*Your task*
Give back every line of the listing below verbatim, omitting the picture.

*Data provided*
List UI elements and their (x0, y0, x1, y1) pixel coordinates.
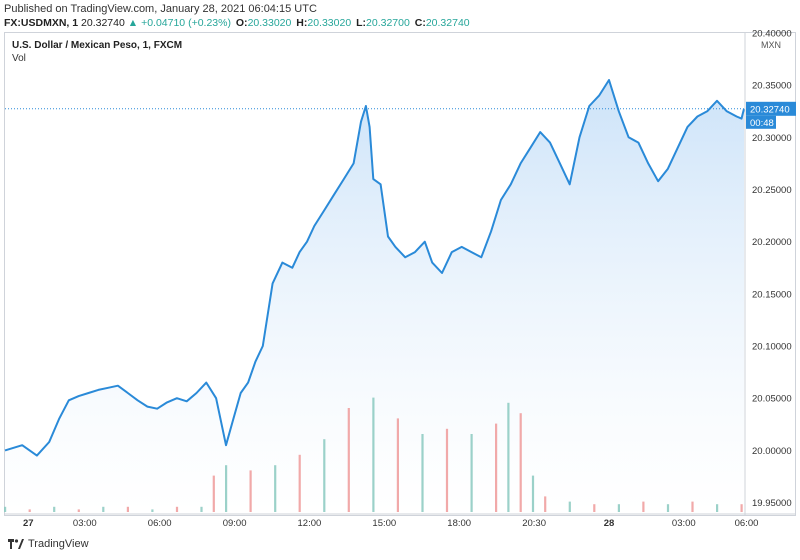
volume-bar (666, 504, 670, 512)
chart-legend-title: U.S. Dollar / Mexican Peso, 1, FXCM (12, 40, 183, 51)
y-tick-label: 19.95000 (752, 498, 792, 509)
close-value: 20.32740 (425, 17, 470, 29)
open-value: 20.33020 (247, 17, 292, 29)
volume-bar (445, 428, 449, 512)
close-label: C: (414, 17, 426, 29)
volume-bar (249, 470, 252, 512)
x-tick-label: 12:00 (298, 518, 322, 529)
low-value: 20.32700 (366, 17, 410, 29)
volume-legend: Vol (12, 53, 26, 64)
volume-bar (347, 408, 350, 512)
volume-bar (151, 509, 154, 512)
y-tick-label: 20.00000 (752, 446, 792, 457)
volume-bar (200, 506, 203, 512)
y-tick-label: 20.20000 (752, 237, 792, 248)
y-tick-label: 20.25000 (752, 185, 792, 196)
volume-bar (175, 506, 179, 512)
x-tick-label: 15:00 (372, 518, 396, 529)
volume-bar (212, 475, 215, 512)
volume-bar (323, 439, 326, 512)
volume-bar (507, 402, 510, 512)
x-tick-label: 27 (23, 518, 34, 529)
tradingview-logo[interactable]: TradingView (8, 538, 89, 550)
published-caption: Published on TradingView.com, January 28… (4, 3, 317, 15)
symbol-label: FX:USDMXN, 1 (4, 17, 79, 29)
high-label: H: (296, 17, 308, 29)
y-tick-label: 20.05000 (752, 394, 792, 405)
last-price-tag (746, 101, 796, 116)
y-tick-label: 20.35000 (752, 81, 792, 92)
x-tick-label: 09:00 (223, 518, 247, 529)
countdown-tag (746, 115, 776, 129)
y-tick-label: 20.10000 (752, 342, 792, 353)
y-tick-label: 20.40000 (752, 29, 792, 40)
volume-bar (544, 496, 547, 512)
volume-bar (740, 504, 743, 512)
x-tick-label: 03:00 (672, 518, 696, 529)
low-label: L: (356, 17, 367, 29)
y-tick-label: 20.30000 (752, 133, 792, 144)
tradingview-icon (8, 539, 24, 549)
x-tick-label: 06:00 (735, 518, 759, 529)
y-tick-label: 20.15000 (752, 289, 792, 300)
volume-bar (28, 509, 31, 512)
volume-bar (691, 501, 694, 512)
symbol-ohlc-bar: FX:USDMXN, 1 20.32740 ▲ +0.04710 (+0.23%… (4, 17, 470, 29)
countdown-tag-text: 00:48 (750, 118, 774, 129)
volume-bar (421, 434, 424, 512)
volume-bar (716, 504, 719, 512)
volume-bar (372, 397, 375, 512)
volume-bar (396, 418, 399, 512)
volume-bar (531, 475, 535, 512)
currency-label: MXN (761, 40, 781, 50)
volume-bar (298, 454, 301, 512)
volume-bar (77, 509, 80, 512)
volume-bar (617, 504, 620, 512)
open-label: O: (235, 17, 248, 29)
volume-bar (642, 501, 645, 512)
price-line (4, 79, 745, 457)
volume-bar (4, 506, 7, 512)
tradingview-brand: TradingView (28, 538, 89, 550)
up-arrow-icon: ▲ (127, 17, 139, 29)
volume-bar (568, 501, 571, 512)
volume-bar (495, 423, 498, 512)
x-tick-label: 28 (604, 518, 615, 529)
volume-bar (53, 506, 56, 512)
last-price-tag-text: 20.32740 (750, 104, 790, 115)
volume-bar (470, 434, 473, 512)
high-value: 20.33020 (307, 17, 352, 29)
volume-bar (126, 506, 129, 512)
chart-frame (4, 32, 796, 516)
volume-bar (593, 504, 596, 512)
x-tick-label: 18:00 (447, 518, 471, 529)
volume-bar (225, 465, 228, 512)
price-area-fill (5, 80, 744, 513)
last-price: 20.32740 (81, 17, 125, 29)
x-tick-label: 20:30 (522, 518, 546, 529)
volume-bar (102, 506, 105, 512)
x-tick-label: 03:00 (73, 518, 97, 529)
volume-bar (519, 413, 522, 512)
x-tick-label: 06:00 (148, 518, 172, 529)
price-change: +0.04710 (+0.23%) (141, 17, 231, 29)
volume-bar (274, 465, 277, 512)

*Response*
List UI elements and their (x0, y0, x1, y1) pixel coordinates.
volume-bar (666, 504, 670, 512)
chart-legend-title: U.S. Dollar / Mexican Peso, 1, FXCM (12, 40, 183, 51)
y-tick-label: 19.95000 (752, 498, 792, 509)
close-value: 20.32740 (425, 17, 470, 29)
open-value: 20.33020 (247, 17, 292, 29)
volume-bar (445, 428, 449, 512)
close-label: C: (414, 17, 426, 29)
volume-bar (249, 470, 252, 512)
x-tick-label: 12:00 (298, 518, 322, 529)
low-value: 20.32700 (366, 17, 410, 29)
volume-legend: Vol (12, 53, 26, 64)
volume-bar (347, 408, 350, 512)
volume-bar (151, 509, 154, 512)
y-tick-label: 20.00000 (752, 446, 792, 457)
volume-bar (200, 506, 203, 512)
y-tick-label: 20.20000 (752, 237, 792, 248)
y-tick-label: 20.25000 (752, 185, 792, 196)
volume-bar (175, 506, 179, 512)
x-tick-label: 15:00 (372, 518, 396, 529)
volume-bar (212, 475, 215, 512)
volume-bar (323, 439, 326, 512)
volume-bar (507, 402, 510, 512)
x-tick-label: 27 (23, 518, 34, 529)
tradingview-logo[interactable]: TradingView (8, 538, 89, 550)
published-caption: Published on TradingView.com, January 28… (4, 3, 317, 15)
symbol-label: FX:USDMXN, 1 (4, 17, 79, 29)
high-label: H: (296, 17, 308, 29)
y-tick-label: 20.05000 (752, 394, 792, 405)
last-price-tag (746, 101, 796, 116)
y-tick-label: 20.35000 (752, 81, 792, 92)
x-tick-label: 09:00 (223, 518, 247, 529)
countdown-tag (746, 115, 776, 129)
y-tick-label: 20.10000 (752, 342, 792, 353)
y-tick-label: 20.40000 (752, 29, 792, 40)
volume-bar (544, 496, 547, 512)
volume-bar (740, 504, 743, 512)
x-tick-label: 03:00 (672, 518, 696, 529)
low-label: L: (356, 17, 367, 29)
y-tick-label: 20.30000 (752, 133, 792, 144)
tradingview-icon (8, 539, 24, 549)
x-tick-label: 06:00 (735, 518, 759, 529)
y-tick-label: 20.15000 (752, 289, 792, 300)
volume-bar (28, 509, 31, 512)
volume-bar (691, 501, 694, 512)
symbol-ohlc-bar: FX:USDMXN, 1 20.32740 ▲ +0.04710 (+0.23%… (4, 17, 470, 29)
countdown-tag-text: 00:48 (750, 118, 774, 129)
volume-bar (421, 434, 424, 512)
volume-bar (716, 504, 719, 512)
volume-bar (372, 397, 375, 512)
volume-bar (396, 418, 399, 512)
volume-bar (531, 475, 535, 512)
currency-label: MXN (761, 40, 781, 50)
volume-bar (298, 454, 301, 512)
volume-bar (77, 509, 80, 512)
volume-bar (617, 504, 620, 512)
open-label: O: (235, 17, 248, 29)
volume-bar (642, 501, 645, 512)
price-line (4, 79, 745, 457)
volume-bar (4, 506, 7, 512)
tradingview-brand: TradingView (28, 538, 89, 550)
up-arrow-icon: ▲ (127, 17, 139, 29)
volume-bar (568, 501, 571, 512)
volume-bar (495, 423, 498, 512)
x-tick-label: 28 (604, 518, 615, 529)
volume-bar (53, 506, 56, 512)
last-price-tag-text: 20.32740 (750, 104, 790, 115)
volume-bar (470, 434, 473, 512)
high-value: 20.33020 (307, 17, 352, 29)
volume-bar (126, 506, 129, 512)
chart-frame (4, 32, 796, 516)
volume-bar (593, 504, 596, 512)
x-tick-label: 18:00 (447, 518, 471, 529)
volume-bar (225, 465, 228, 512)
price-area-fill (5, 80, 744, 513)
last-price: 20.32740 (81, 17, 125, 29)
x-tick-label: 20:30 (522, 518, 546, 529)
volume-bar (102, 506, 105, 512)
x-tick-label: 03:00 (73, 518, 97, 529)
volume-bar (519, 413, 522, 512)
x-tick-label: 06:00 (148, 518, 172, 529)
price-change: +0.04710 (+0.23%) (141, 17, 231, 29)
volume-bar (274, 465, 277, 512)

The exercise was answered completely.